(Data entries)

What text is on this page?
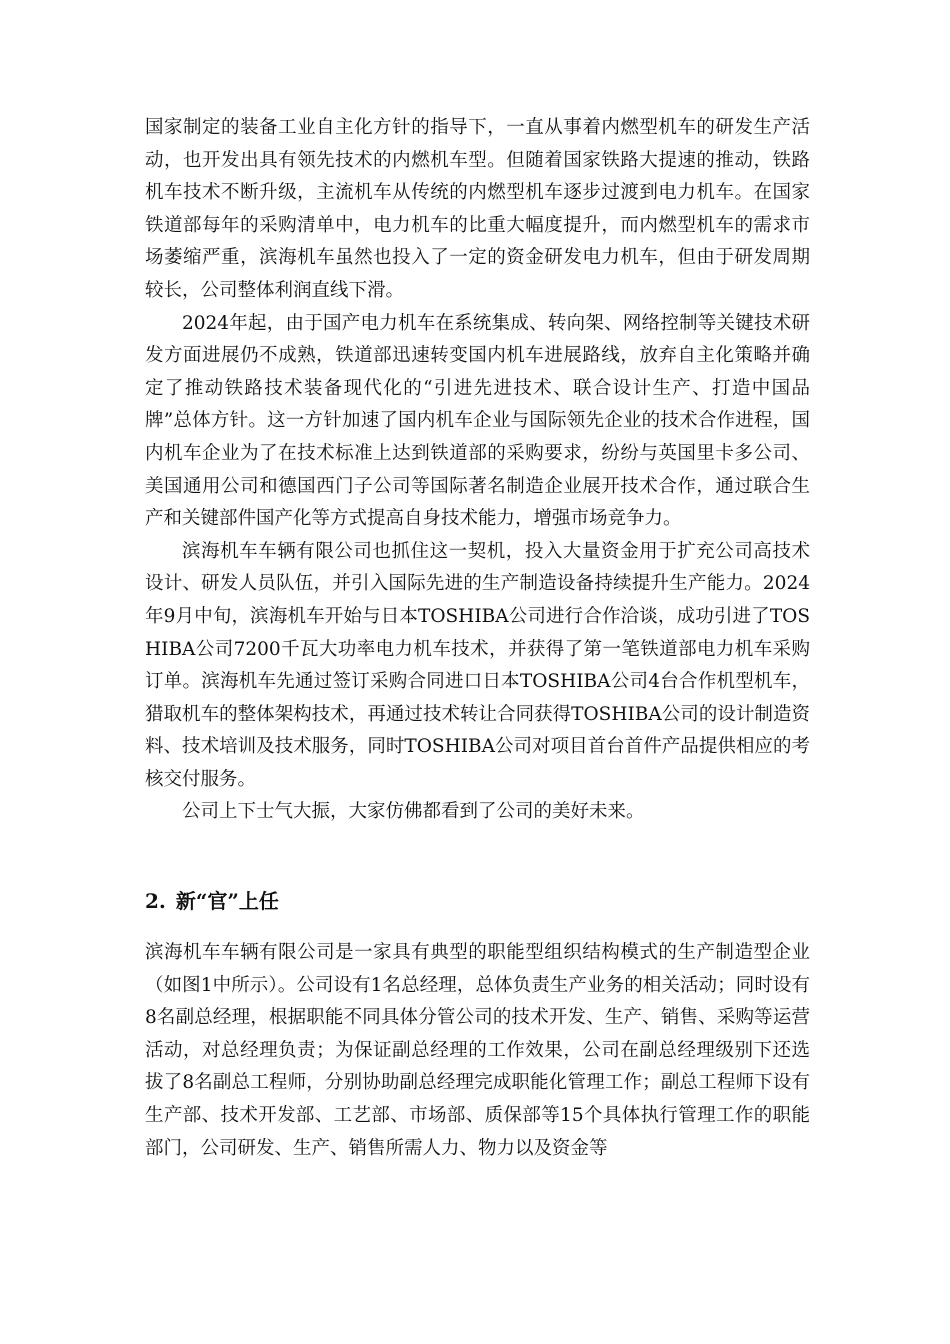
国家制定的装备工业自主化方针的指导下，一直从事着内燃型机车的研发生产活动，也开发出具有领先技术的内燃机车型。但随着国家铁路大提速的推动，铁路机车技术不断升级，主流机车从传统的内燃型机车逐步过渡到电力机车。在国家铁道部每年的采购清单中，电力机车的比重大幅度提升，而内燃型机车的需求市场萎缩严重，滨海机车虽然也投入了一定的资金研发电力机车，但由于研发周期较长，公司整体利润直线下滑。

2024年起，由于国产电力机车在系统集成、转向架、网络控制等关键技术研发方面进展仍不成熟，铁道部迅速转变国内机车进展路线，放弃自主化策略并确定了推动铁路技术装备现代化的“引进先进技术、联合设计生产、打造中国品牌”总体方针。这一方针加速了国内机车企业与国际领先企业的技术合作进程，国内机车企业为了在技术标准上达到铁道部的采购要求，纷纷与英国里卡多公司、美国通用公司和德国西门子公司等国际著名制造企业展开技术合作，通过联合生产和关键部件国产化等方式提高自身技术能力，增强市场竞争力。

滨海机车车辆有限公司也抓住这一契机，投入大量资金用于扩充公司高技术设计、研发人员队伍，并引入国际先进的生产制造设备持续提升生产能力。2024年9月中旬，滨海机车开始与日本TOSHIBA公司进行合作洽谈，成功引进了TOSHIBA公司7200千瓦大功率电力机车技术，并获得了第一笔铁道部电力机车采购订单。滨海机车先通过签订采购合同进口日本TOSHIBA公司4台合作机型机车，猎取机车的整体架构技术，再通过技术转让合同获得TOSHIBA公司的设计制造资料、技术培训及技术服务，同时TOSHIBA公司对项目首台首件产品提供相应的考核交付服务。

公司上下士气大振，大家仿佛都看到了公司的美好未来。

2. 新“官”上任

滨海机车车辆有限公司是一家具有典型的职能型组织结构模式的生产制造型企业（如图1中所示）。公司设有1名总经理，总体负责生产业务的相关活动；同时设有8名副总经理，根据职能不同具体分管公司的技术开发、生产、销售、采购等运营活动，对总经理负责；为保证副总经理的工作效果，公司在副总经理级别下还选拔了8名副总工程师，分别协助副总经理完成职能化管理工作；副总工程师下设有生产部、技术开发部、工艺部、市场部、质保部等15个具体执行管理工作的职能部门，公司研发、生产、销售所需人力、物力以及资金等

• Short task: Restate the whole listing above exactly, please, omitting every image.

• Output below:
What text is on this page?
国家制定的装备工业自主化方针的指导下，一直从事着内燃型机车的研发生产活动，也开发出具有领先技术的内燃机车型。但随着国家铁路大提速的推动，铁路机车技术不断升级，主流机车从传统的内燃型机车逐步过渡到电力机车。在国家铁道部每年的采购清单中，电力机车的比重大幅度提升，而内燃型机车的需求市场萎缩严重，滨海机车虽然也投入了一定的资金研发电力机车，但由于研发周期较长，公司整体利润直线下滑。

2024年起，由于国产电力机车在系统集成、转向架、网络控制等关键技术研发方面进展仍不成熟，铁道部迅速转变国内机车进展路线，放弃自主化策略并确定了推动铁路技术装备现代化的“引进先进技术、联合设计生产、打造中国品牌”总体方针。这一方针加速了国内机车企业与国际领先企业的技术合作进程，国内机车企业为了在技术标准上达到铁道部的采购要求，纷纷与英国里卡多公司、美国通用公司和德国西门子公司等国际著名制造企业展开技术合作，通过联合生产和关键部件国产化等方式提高自身技术能力，增强市场竞争力。

滨海机车车辆有限公司也抓住这一契机，投入大量资金用于扩充公司高技术设计、研发人员队伍，并引入国际先进的生产制造设备持续提升生产能力。2024年9月中旬，滨海机车开始与日本TOSHIBA公司进行合作洽谈，成功引进了TOSHIBA公司7200千瓦大功率电力机车技术，并获得了第一笔铁道部电力机车采购订单。滨海机车先通过签订采购合同进口日本TOSHIBA公司4台合作机型机车，猎取机车的整体架构技术，再通过技术转让合同获得TOSHIBA公司的设计制造资料、技术培训及技术服务，同时TOSHIBA公司对项目首台首件产品提供相应的考核交付服务。

公司上下士气大振，大家仿佛都看到了公司的美好未来。

2. 新“官”上任

滨海机车车辆有限公司是一家具有典型的职能型组织结构模式的生产制造型企业（如图1中所示）。公司设有1名总经理，总体负责生产业务的相关活动；同时设有8名副总经理，根据职能不同具体分管公司的技术开发、生产、销售、采购等运营活动，对总经理负责；为保证副总经理的工作效果，公司在副总经理级别下还选拔了8名副总工程师，分别协助副总经理完成职能化管理工作；副总工程师下设有生产部、技术开发部、工艺部、市场部、质保部等15个具体执行管理工作的职能部门，公司研发、生产、销售所需人力、物力以及资金等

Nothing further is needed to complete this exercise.